[Exercise details]
Give all of the lines again, with nothing added or dropped.

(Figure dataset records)
------------------------------------------------
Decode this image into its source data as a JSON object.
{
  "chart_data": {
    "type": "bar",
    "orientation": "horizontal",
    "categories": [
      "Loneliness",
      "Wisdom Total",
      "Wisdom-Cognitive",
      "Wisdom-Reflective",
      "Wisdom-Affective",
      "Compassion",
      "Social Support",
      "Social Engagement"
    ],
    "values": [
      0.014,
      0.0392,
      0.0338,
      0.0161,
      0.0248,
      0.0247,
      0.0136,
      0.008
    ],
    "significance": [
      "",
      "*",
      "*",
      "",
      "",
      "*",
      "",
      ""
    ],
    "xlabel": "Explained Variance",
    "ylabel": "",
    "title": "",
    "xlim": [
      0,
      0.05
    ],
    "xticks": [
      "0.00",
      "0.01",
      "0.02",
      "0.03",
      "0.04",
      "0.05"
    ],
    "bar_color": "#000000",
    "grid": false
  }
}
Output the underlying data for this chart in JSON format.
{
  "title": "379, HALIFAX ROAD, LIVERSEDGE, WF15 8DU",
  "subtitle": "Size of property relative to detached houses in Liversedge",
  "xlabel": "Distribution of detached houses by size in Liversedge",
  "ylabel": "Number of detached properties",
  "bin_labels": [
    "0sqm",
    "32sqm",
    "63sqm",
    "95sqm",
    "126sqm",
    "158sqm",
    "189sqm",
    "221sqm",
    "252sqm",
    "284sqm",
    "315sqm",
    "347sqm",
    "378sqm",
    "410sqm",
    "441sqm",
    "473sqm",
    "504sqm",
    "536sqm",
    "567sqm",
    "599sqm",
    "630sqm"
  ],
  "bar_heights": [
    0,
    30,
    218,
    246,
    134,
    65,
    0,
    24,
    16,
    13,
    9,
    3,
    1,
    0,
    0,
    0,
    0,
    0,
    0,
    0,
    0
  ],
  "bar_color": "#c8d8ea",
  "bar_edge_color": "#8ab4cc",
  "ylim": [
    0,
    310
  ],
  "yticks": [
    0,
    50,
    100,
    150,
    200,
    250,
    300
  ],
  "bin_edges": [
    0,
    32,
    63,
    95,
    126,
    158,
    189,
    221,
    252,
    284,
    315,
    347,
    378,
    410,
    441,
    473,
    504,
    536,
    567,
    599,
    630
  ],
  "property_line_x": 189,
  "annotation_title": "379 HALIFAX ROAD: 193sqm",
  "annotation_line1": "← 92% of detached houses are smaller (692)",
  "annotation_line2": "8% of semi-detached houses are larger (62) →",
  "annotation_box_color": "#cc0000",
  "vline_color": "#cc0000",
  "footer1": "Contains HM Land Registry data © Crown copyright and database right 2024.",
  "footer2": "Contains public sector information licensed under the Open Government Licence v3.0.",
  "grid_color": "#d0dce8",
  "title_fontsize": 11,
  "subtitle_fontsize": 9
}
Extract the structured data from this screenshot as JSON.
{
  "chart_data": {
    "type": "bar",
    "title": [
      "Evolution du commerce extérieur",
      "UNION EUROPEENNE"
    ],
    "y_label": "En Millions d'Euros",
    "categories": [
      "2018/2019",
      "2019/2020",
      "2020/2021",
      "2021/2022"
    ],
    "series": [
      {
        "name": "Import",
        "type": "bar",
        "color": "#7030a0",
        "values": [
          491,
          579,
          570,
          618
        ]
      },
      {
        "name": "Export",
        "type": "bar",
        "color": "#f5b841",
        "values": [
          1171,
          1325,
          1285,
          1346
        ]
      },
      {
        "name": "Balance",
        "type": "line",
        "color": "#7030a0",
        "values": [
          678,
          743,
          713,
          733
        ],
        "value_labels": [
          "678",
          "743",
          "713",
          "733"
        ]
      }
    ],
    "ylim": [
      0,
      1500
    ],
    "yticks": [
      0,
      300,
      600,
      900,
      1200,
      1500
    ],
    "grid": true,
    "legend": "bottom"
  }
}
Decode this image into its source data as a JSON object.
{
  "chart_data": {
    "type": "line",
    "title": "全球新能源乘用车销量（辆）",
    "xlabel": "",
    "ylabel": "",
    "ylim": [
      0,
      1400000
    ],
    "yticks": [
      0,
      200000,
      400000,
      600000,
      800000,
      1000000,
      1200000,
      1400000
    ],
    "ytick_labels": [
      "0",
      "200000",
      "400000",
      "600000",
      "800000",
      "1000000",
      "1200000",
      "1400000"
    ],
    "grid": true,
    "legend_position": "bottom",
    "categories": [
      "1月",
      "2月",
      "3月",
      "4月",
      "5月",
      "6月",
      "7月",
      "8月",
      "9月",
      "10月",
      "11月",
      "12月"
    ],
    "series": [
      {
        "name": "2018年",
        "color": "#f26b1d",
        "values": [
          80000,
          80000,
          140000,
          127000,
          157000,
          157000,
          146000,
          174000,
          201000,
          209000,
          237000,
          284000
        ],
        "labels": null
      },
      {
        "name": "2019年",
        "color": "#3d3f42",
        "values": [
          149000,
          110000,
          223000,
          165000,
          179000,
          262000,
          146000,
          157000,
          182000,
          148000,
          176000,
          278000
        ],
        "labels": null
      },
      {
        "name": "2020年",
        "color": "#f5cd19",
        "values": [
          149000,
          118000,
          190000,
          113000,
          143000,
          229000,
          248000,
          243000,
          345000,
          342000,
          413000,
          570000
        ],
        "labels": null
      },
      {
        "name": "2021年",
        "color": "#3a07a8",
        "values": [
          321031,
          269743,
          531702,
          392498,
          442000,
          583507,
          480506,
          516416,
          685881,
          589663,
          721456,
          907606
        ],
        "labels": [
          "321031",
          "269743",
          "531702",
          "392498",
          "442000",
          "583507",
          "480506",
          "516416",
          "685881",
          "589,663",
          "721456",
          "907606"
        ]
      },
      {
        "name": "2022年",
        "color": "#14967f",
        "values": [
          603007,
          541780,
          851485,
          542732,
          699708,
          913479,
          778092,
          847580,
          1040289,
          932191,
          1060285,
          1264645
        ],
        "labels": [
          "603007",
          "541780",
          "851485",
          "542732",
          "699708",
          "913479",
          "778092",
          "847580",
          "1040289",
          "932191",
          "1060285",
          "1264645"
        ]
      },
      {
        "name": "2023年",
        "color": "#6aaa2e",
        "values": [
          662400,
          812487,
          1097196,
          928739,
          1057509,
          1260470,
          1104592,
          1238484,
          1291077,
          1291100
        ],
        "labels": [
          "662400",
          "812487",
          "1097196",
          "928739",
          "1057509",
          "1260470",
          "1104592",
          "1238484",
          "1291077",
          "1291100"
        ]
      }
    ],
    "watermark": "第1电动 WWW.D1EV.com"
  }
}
------------------------------------------------
[The answer]
Decode this image into its source data as a JSON object.
{
  "chart_data": {
    "type": "bar",
    "orientation": "horizontal",
    "categories": [
      "Loneliness",
      "Wisdom Total",
      "Wisdom-Cognitive",
      "Wisdom-Reflective",
      "Wisdom-Affective",
      "Compassion",
      "Social Support",
      "Social Engagement"
    ],
    "values": [
      0.014,
      0.0392,
      0.0338,
      0.0161,
      0.0248,
      0.0247,
      0.0136,
      0.008
    ],
    "significance": [
      "",
      "*",
      "*",
      "",
      "",
      "*",
      "",
      ""
    ],
    "xlabel": "Explained Variance",
    "ylabel": "",
    "title": "",
    "xlim": [
      0,
      0.05
    ],
    "xticks": [
      "0.00",
      "0.01",
      "0.02",
      "0.03",
      "0.04",
      "0.05"
    ],
    "bar_color": "#000000",
    "grid": false
  }
}
Output the underlying data for this chart in JSON format.
{
  "title": "379, HALIFAX ROAD, LIVERSEDGE, WF15 8DU",
  "subtitle": "Size of property relative to detached houses in Liversedge",
  "xlabel": "Distribution of detached houses by size in Liversedge",
  "ylabel": "Number of detached properties",
  "bin_labels": [
    "0sqm",
    "32sqm",
    "63sqm",
    "95sqm",
    "126sqm",
    "158sqm",
    "189sqm",
    "221sqm",
    "252sqm",
    "284sqm",
    "315sqm",
    "347sqm",
    "378sqm",
    "410sqm",
    "441sqm",
    "473sqm",
    "504sqm",
    "536sqm",
    "567sqm",
    "599sqm",
    "630sqm"
  ],
  "bar_heights": [
    0,
    30,
    218,
    246,
    134,
    65,
    0,
    24,
    16,
    13,
    9,
    3,
    1,
    0,
    0,
    0,
    0,
    0,
    0,
    0,
    0
  ],
  "bar_color": "#c8d8ea",
  "bar_edge_color": "#8ab4cc",
  "ylim": [
    0,
    310
  ],
  "yticks": [
    0,
    50,
    100,
    150,
    200,
    250,
    300
  ],
  "bin_edges": [
    0,
    32,
    63,
    95,
    126,
    158,
    189,
    221,
    252,
    284,
    315,
    347,
    378,
    410,
    441,
    473,
    504,
    536,
    567,
    599,
    630
  ],
  "property_line_x": 189,
  "annotation_title": "379 HALIFAX ROAD: 193sqm",
  "annotation_line1": "← 92% of detached houses are smaller (692)",
  "annotation_line2": "8% of semi-detached houses are larger (62) →",
  "annotation_box_color": "#cc0000",
  "vline_color": "#cc0000",
  "footer1": "Contains HM Land Registry data © Crown copyright and database right 2024.",
  "footer2": "Contains public sector information licensed under the Open Government Licence v3.0.",
  "grid_color": "#d0dce8",
  "title_fontsize": 11,
  "subtitle_fontsize": 9
}
Extract the structured data from this screenshot as JSON.
{
  "chart_data": {
    "type": "bar",
    "title": [
      "Evolution du commerce extérieur",
      "UNION EUROPEENNE"
    ],
    "y_label": "En Millions d'Euros",
    "categories": [
      "2018/2019",
      "2019/2020",
      "2020/2021",
      "2021/2022"
    ],
    "series": [
      {
        "name": "Import",
        "type": "bar",
        "color": "#7030a0",
        "values": [
          491,
          579,
          570,
          618
        ]
      },
      {
        "name": "Export",
        "type": "bar",
        "color": "#f5b841",
        "values": [
          1171,
          1325,
          1285,
          1346
        ]
      },
      {
        "name": "Balance",
        "type": "line",
        "color": "#7030a0",
        "values": [
          678,
          743,
          713,
          733
        ],
        "value_labels": [
          "678",
          "743",
          "713",
          "733"
        ]
      }
    ],
    "ylim": [
      0,
      1500
    ],
    "yticks": [
      0,
      300,
      600,
      900,
      1200,
      1500
    ],
    "grid": true,
    "legend": "bottom"
  }
}
Decode this image into its source data as a JSON object.
{
  "chart_data": {
    "type": "line",
    "title": "全球新能源乘用车销量（辆）",
    "xlabel": "",
    "ylabel": "",
    "ylim": [
      0,
      1400000
    ],
    "yticks": [
      0,
      200000,
      400000,
      600000,
      800000,
      1000000,
      1200000,
      1400000
    ],
    "ytick_labels": [
      "0",
      "200000",
      "400000",
      "600000",
      "800000",
      "1000000",
      "1200000",
      "1400000"
    ],
    "grid": true,
    "legend_position": "bottom",
    "categories": [
      "1月",
      "2月",
      "3月",
      "4月",
      "5月",
      "6月",
      "7月",
      "8月",
      "9月",
      "10月",
      "11月",
      "12月"
    ],
    "series": [
      {
        "name": "2018年",
        "color": "#f26b1d",
        "values": [
          80000,
          80000,
          140000,
          127000,
          157000,
          157000,
          146000,
          174000,
          201000,
          209000,
          237000,
          284000
        ],
        "labels": null
      },
      {
        "name": "2019年",
        "color": "#3d3f42",
        "values": [
          149000,
          110000,
          223000,
          165000,
          179000,
          262000,
          146000,
          157000,
          182000,
          148000,
          176000,
          278000
        ],
        "labels": null
      },
      {
        "name": "2020年",
        "color": "#f5cd19",
        "values": [
          149000,
          118000,
          190000,
          113000,
          143000,
          229000,
          248000,
          243000,
          345000,
          342000,
          413000,
          570000
        ],
        "labels": null
      },
      {
        "name": "2021年",
        "color": "#3a07a8",
        "values": [
          321031,
          269743,
          531702,
          392498,
          442000,
          583507,
          480506,
          516416,
          685881,
          589663,
          721456,
          907606
        ],
        "labels": [
          "321031",
          "269743",
          "531702",
          "392498",
          "442000",
          "583507",
          "480506",
          "516416",
          "685881",
          "589,663",
          "721456",
          "907606"
        ]
      },
      {
        "name": "2022年",
        "color": "#14967f",
        "values": [
          603007,
          541780,
          851485,
          542732,
          699708,
          913479,
          778092,
          847580,
          1040289,
          932191,
          1060285,
          1264645
        ],
        "labels": [
          "603007",
          "541780",
          "851485",
          "542732",
          "699708",
          "913479",
          "778092",
          "847580",
          "1040289",
          "932191",
          "1060285",
          "1264645"
        ]
      },
      {
        "name": "2023年",
        "color": "#6aaa2e",
        "values": [
          662400,
          812487,
          1097196,
          928739,
          1057509,
          1260470,
          1104592,
          1238484,
          1291077,
          1291100
        ],
        "labels": [
          "662400",
          "812487",
          "1097196",
          "928739",
          "1057509",
          "1260470",
          "1104592",
          "1238484",
          "1291077",
          "1291100"
        ]
      }
    ],
    "watermark": "第1电动 WWW.D1EV.com"
  }
}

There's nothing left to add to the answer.